## Dataset entries
======
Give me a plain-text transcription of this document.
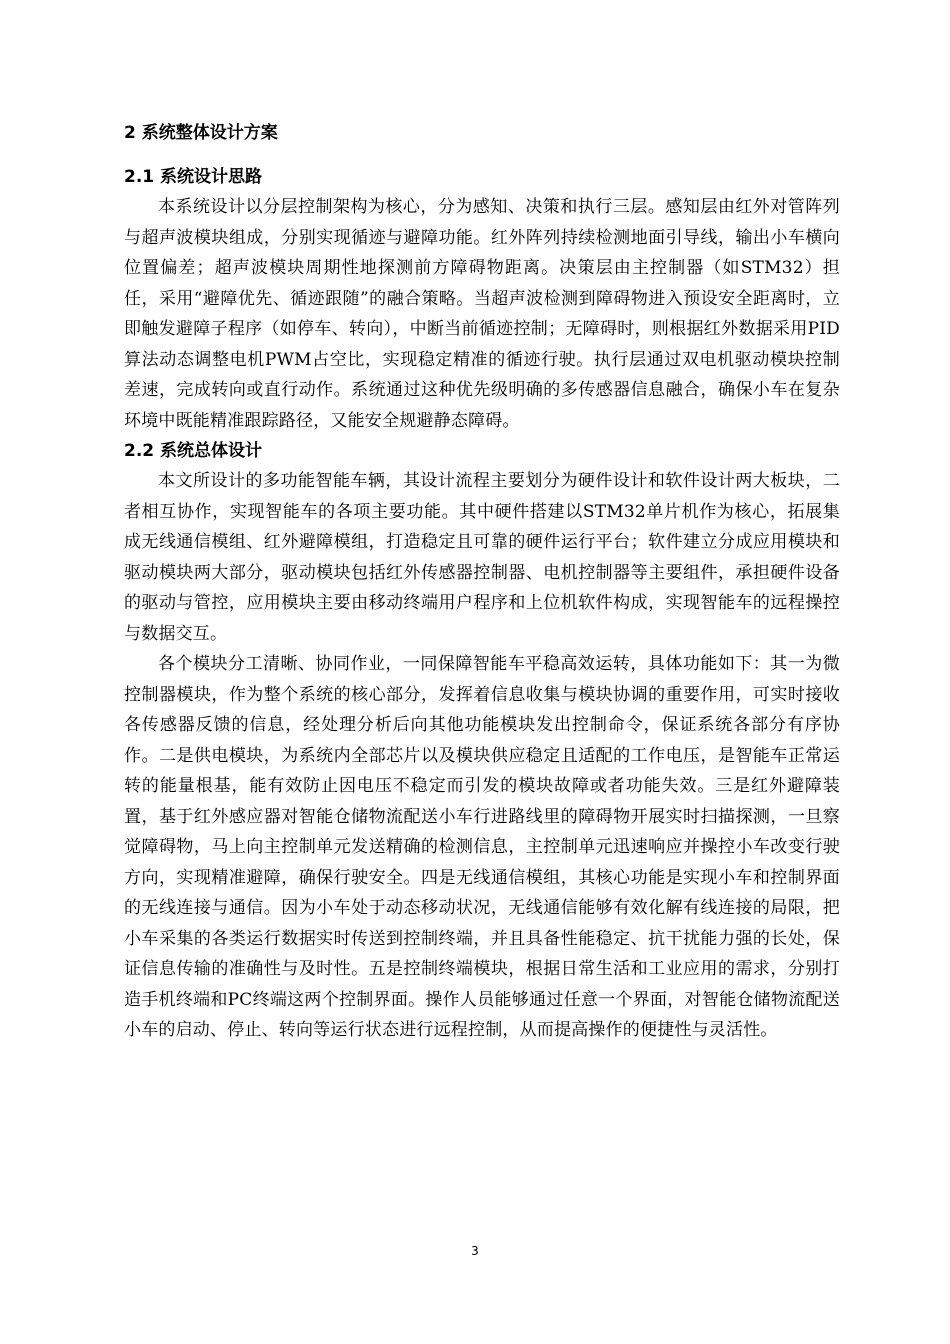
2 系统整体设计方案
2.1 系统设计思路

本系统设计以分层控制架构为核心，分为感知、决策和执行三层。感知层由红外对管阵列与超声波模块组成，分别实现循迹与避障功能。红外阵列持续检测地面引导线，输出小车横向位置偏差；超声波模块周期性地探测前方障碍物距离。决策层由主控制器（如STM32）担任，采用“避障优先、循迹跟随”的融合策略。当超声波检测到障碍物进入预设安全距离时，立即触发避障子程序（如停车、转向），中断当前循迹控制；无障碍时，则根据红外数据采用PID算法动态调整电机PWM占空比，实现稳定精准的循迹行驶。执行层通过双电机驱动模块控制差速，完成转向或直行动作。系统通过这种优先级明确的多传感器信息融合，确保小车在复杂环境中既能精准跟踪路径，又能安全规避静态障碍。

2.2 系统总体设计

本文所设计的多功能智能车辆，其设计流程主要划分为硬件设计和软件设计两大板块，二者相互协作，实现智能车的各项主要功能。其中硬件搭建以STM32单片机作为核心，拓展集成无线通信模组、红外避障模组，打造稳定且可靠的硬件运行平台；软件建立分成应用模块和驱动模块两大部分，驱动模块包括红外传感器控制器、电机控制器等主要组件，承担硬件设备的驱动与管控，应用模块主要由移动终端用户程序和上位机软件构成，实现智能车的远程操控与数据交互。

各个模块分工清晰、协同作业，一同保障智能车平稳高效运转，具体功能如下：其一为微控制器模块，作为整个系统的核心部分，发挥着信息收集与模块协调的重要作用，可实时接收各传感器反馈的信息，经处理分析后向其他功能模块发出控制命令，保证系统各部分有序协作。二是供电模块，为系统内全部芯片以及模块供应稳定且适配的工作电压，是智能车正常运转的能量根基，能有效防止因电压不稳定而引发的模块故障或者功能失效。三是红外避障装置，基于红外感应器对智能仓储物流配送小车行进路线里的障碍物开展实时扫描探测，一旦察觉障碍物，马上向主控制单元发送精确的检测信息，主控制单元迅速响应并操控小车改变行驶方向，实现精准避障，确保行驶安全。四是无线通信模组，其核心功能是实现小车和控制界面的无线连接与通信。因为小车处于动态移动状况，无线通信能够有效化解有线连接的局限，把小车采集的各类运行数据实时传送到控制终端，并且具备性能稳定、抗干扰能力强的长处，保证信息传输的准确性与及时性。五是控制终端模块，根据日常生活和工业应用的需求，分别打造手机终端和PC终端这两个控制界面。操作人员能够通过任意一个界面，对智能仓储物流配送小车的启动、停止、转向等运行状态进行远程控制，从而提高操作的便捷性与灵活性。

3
======
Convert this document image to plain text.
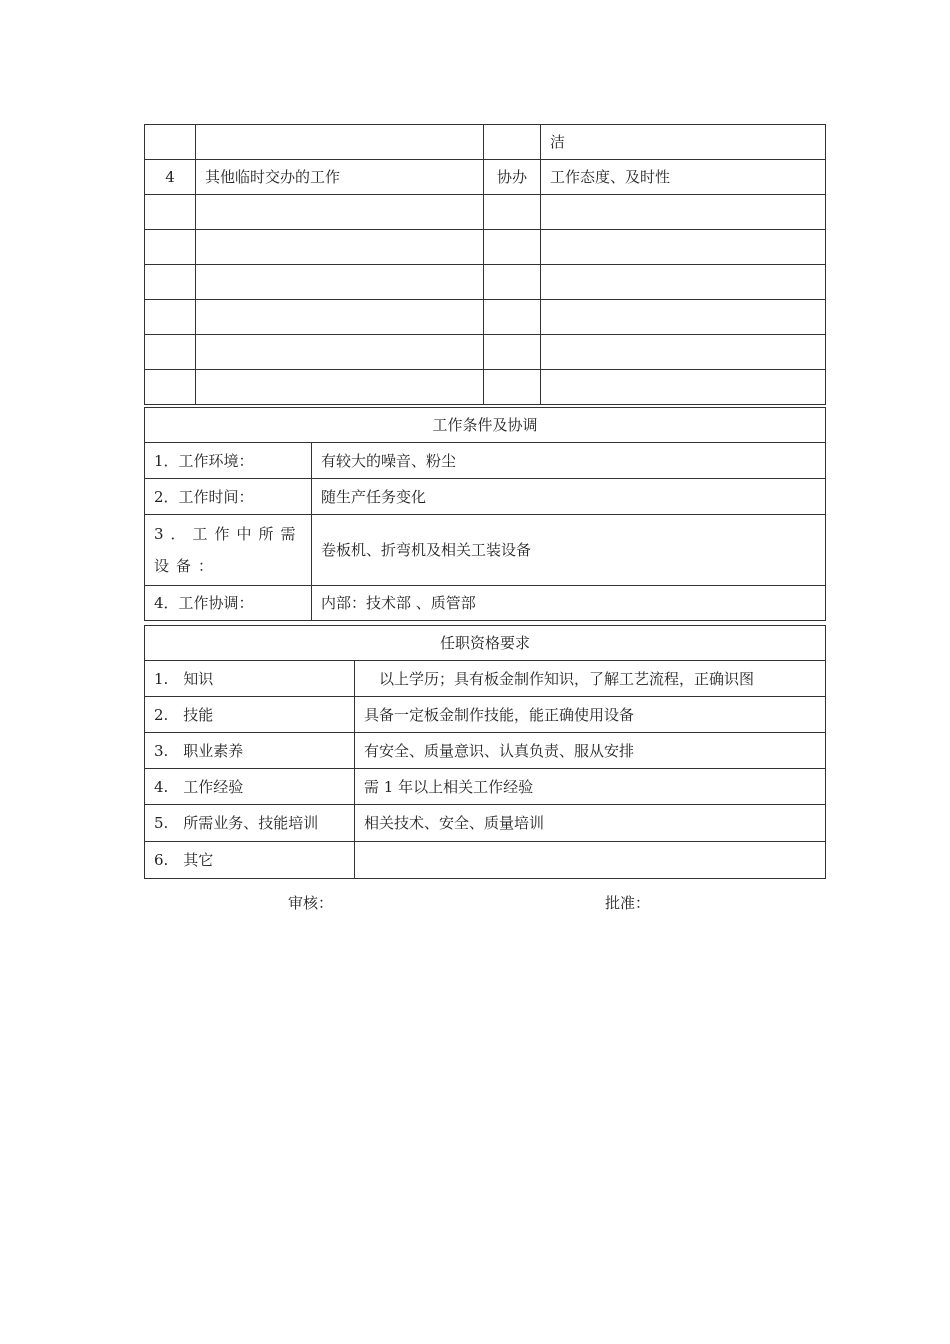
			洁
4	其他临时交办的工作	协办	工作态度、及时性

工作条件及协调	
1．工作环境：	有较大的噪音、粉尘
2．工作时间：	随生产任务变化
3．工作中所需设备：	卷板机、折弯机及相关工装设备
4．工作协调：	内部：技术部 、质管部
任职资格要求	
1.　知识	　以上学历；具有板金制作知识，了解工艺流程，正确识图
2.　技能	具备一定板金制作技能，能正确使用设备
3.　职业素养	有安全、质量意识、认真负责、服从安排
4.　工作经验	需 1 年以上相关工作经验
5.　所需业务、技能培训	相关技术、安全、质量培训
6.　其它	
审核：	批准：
======
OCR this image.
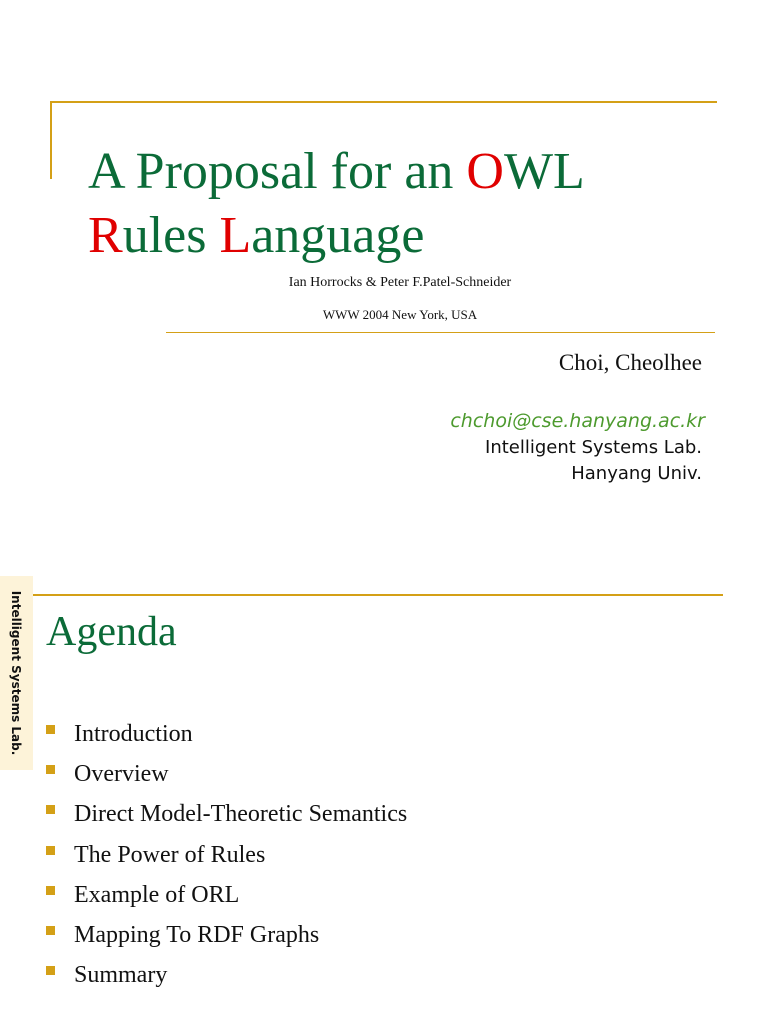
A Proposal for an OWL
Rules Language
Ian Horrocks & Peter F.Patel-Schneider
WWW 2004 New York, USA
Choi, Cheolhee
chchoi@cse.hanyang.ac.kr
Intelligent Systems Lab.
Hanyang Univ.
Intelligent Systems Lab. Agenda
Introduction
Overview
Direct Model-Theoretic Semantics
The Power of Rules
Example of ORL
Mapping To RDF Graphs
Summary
======
## Short problem
Show each line holding the word "image".

## The reply
Convert this document image to plain text.
OCR this image.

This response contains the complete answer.